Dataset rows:

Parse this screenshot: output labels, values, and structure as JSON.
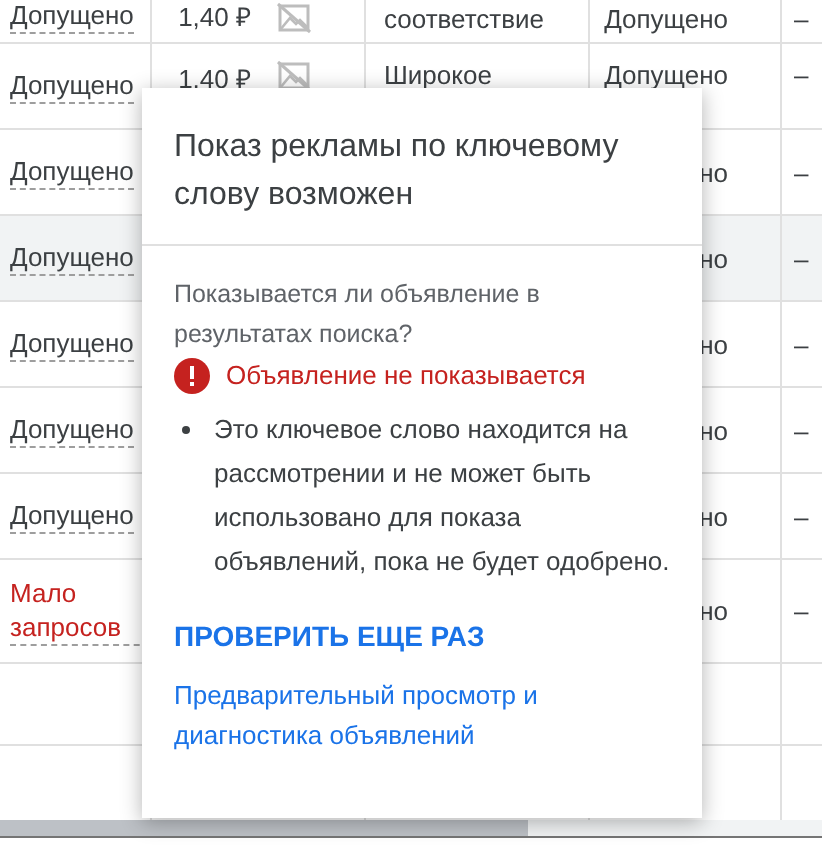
{
  "table": {
    "rows": [
      {
        "status": {
          "text": "Допущено",
          "kind": "approved"
        },
        "bid": "1,40 ₽",
        "match": "соответствие",
        "review": "Допущено",
        "column_5": "–",
        "selected": false
      },
      {
        "status": {
          "text": "Допущено",
          "kind": "approved"
        },
        "bid": "1,40 ₽",
        "match": "Широкое",
        "review": "Допущено",
        "column_5": "–",
        "selected": false
      },
      {
        "status": {
          "text": "Допущено",
          "kind": "approved"
        },
        "review": "но",
        "column_5": "–",
        "selected": false
      },
      {
        "status": {
          "text": "Допущено",
          "kind": "approved"
        },
        "review": "но",
        "column_5": "–",
        "selected": true
      },
      {
        "status": {
          "text": "Допущено",
          "kind": "approved"
        },
        "review": "но",
        "column_5": "–",
        "selected": false
      },
      {
        "status": {
          "text": "Допущено",
          "kind": "approved"
        },
        "review": "но",
        "column_5": "–",
        "selected": false
      },
      {
        "status": {
          "text": "Допущено",
          "kind": "approved"
        },
        "review": "но",
        "column_5": "–",
        "selected": false
      },
      {
        "status": {
          "text": "Мало запросов",
          "kind": "limited"
        },
        "review": "но",
        "column_5": "–",
        "selected": false
      }
    ]
  },
  "popup": {
    "title": "Показ рекламы по ключевому слову возможен",
    "question": "Показывается ли объявление в результатах поиска?",
    "result": {
      "text": "Объявление не показывается",
      "kind": "error"
    },
    "bullets": [
      "Это ключевое слово находится на рассмотрении и не может быть использовано для показа объявлений, пока не будет одобрено."
    ],
    "button": "ПРОВЕРИТЬ ЕЩЕ РАЗ",
    "link": "Предварительный просмотр и диагностика объявлений"
  }
}
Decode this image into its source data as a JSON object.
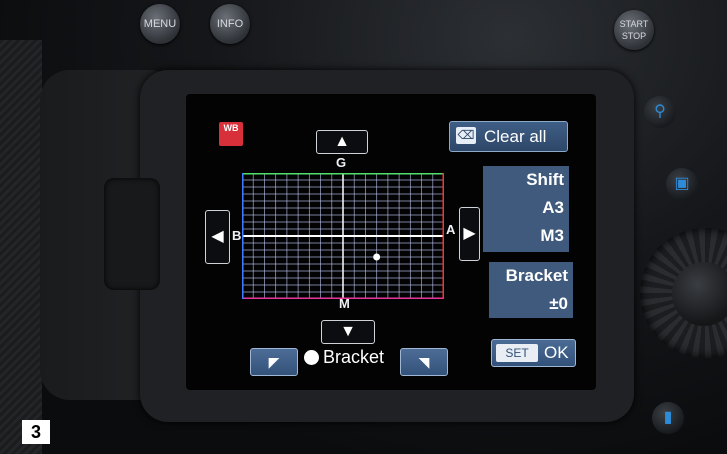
{
  "camera": {
    "buttons": {
      "menu_label": "MENU",
      "info_label": "INFO",
      "start_stop_label_1": "START",
      "start_stop_label_2": "STOP"
    }
  },
  "screen": {
    "wb_icon_text": "WB",
    "clear_all_label": "Clear all",
    "grid": {
      "top_letter": "G",
      "bottom_letter": "M",
      "left_letter": "B",
      "right_letter": "A",
      "marker_shift_a": 3,
      "marker_shift_m": 3,
      "colors": {
        "top_edge": "#4fe06a",
        "bottom_edge": "#e8359c",
        "left_edge": "#3e7dff",
        "right_edge": "#ff3030",
        "grid_lines": "#c9d3ff"
      }
    },
    "shift": {
      "title": "Shift",
      "value_1": "A3",
      "value_2": "M3"
    },
    "bracket": {
      "title": "Bracket",
      "value": "±0"
    },
    "bracket_control_label": "Bracket",
    "set_label": "SET",
    "ok_label": "OK"
  },
  "figure_label": "3",
  "icons": [
    "wb-icon",
    "erase-icon",
    "arrow-up-icon",
    "arrow-down-icon",
    "arrow-left-icon",
    "arrow-right-icon",
    "dial-left-icon",
    "dial-right-icon",
    "bracket-dot-icon"
  ]
}
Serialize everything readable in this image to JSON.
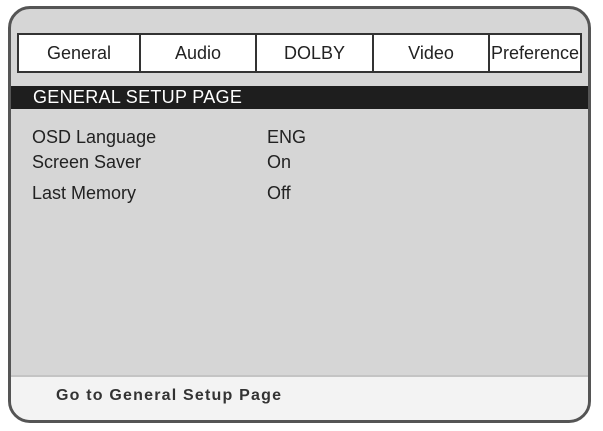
{
  "tabs": [
    {
      "label": "General"
    },
    {
      "label": "Audio"
    },
    {
      "label": "DOLBY"
    },
    {
      "label": "Video"
    },
    {
      "label": "Preference"
    }
  ],
  "header": {
    "title": "GENERAL SETUP PAGE"
  },
  "settings": [
    {
      "label": "OSD Language",
      "value": "ENG"
    },
    {
      "label": "Screen Saver",
      "value": "On"
    },
    {
      "label": "Last Memory",
      "value": "Off"
    }
  ],
  "status": {
    "text": "Go to General Setup Page"
  },
  "colors": {
    "frame_background": "#d6d6d6",
    "header_background": "#1e1e1e",
    "header_text": "#ffffff",
    "status_background": "#f3f3f3"
  }
}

**Set task**: Write every entry out again exactly, dropping the pictures.

**Task response**:
Parse this screenshot: output labels, values, and structure as JSON.
{
  "table": {
    "rows": [
      {
        "status": {
          "text": "Допущено",
          "kind": "approved"
        },
        "bid": "1,40 ₽",
        "match": "соответствие",
        "review": "Допущено",
        "column_5": "–",
        "selected": false
      },
      {
        "status": {
          "text": "Допущено",
          "kind": "approved"
        },
        "bid": "1,40 ₽",
        "match": "Широкое",
        "review": "Допущено",
        "column_5": "–",
        "selected": false
      },
      {
        "status": {
          "text": "Допущено",
          "kind": "approved"
        },
        "review": "но",
        "column_5": "–",
        "selected": false
      },
      {
        "status": {
          "text": "Допущено",
          "kind": "approved"
        },
        "review": "но",
        "column_5": "–",
        "selected": true
      },
      {
        "status": {
          "text": "Допущено",
          "kind": "approved"
        },
        "review": "но",
        "column_5": "–",
        "selected": false
      },
      {
        "status": {
          "text": "Допущено",
          "kind": "approved"
        },
        "review": "но",
        "column_5": "–",
        "selected": false
      },
      {
        "status": {
          "text": "Допущено",
          "kind": "approved"
        },
        "review": "но",
        "column_5": "–",
        "selected": false
      },
      {
        "status": {
          "text": "Мало запросов",
          "kind": "limited"
        },
        "review": "но",
        "column_5": "–",
        "selected": false
      }
    ]
  },
  "popup": {
    "title": "Показ рекламы по ключевому слову возможен",
    "question": "Показывается ли объявление в результатах поиска?",
    "result": {
      "text": "Объявление не показывается",
      "kind": "error"
    },
    "bullets": [
      "Это ключевое слово находится на рассмотрении и не может быть использовано для показа объявлений, пока не будет одобрено."
    ],
    "button": "ПРОВЕРИТЬ ЕЩЕ РАЗ",
    "link": "Предварительный просмотр и диагностика объявлений"
  }
}
Decode this image into its source data as a JSON object.
{
  "camera": {
    "buttons": {
      "menu_label": "MENU",
      "info_label": "INFO",
      "start_stop_label_1": "START",
      "start_stop_label_2": "STOP"
    }
  },
  "screen": {
    "wb_icon_text": "WB",
    "clear_all_label": "Clear all",
    "grid": {
      "top_letter": "G",
      "bottom_letter": "M",
      "left_letter": "B",
      "right_letter": "A",
      "marker_shift_a": 3,
      "marker_shift_m": 3,
      "colors": {
        "top_edge": "#4fe06a",
        "bottom_edge": "#e8359c",
        "left_edge": "#3e7dff",
        "right_edge": "#ff3030",
        "grid_lines": "#c9d3ff"
      }
    },
    "shift": {
      "title": "Shift",
      "value_1": "A3",
      "value_2": "M3"
    },
    "bracket": {
      "title": "Bracket",
      "value": "±0"
    },
    "bracket_control_label": "Bracket",
    "set_label": "SET",
    "ok_label": "OK"
  },
  "figure_label": "3",
  "icons": [
    "wb-icon",
    "erase-icon",
    "arrow-up-icon",
    "arrow-down-icon",
    "arrow-left-icon",
    "arrow-right-icon",
    "dial-left-icon",
    "dial-right-icon",
    "bracket-dot-icon"
  ]
}
Serialize everything readable in this image to JSON.
{
  "tabs": [
    {
      "label": "General"
    },
    {
      "label": "Audio"
    },
    {
      "label": "DOLBY"
    },
    {
      "label": "Video"
    },
    {
      "label": "Preference"
    }
  ],
  "header": {
    "title": "GENERAL SETUP PAGE"
  },
  "settings": [
    {
      "label": "OSD Language",
      "value": "ENG"
    },
    {
      "label": "Screen Saver",
      "value": "On"
    },
    {
      "label": "Last Memory",
      "value": "Off"
    }
  ],
  "status": {
    "text": "Go to General Setup Page"
  },
  "colors": {
    "frame_background": "#d6d6d6",
    "header_background": "#1e1e1e",
    "header_text": "#ffffff",
    "status_background": "#f3f3f3"
  }
}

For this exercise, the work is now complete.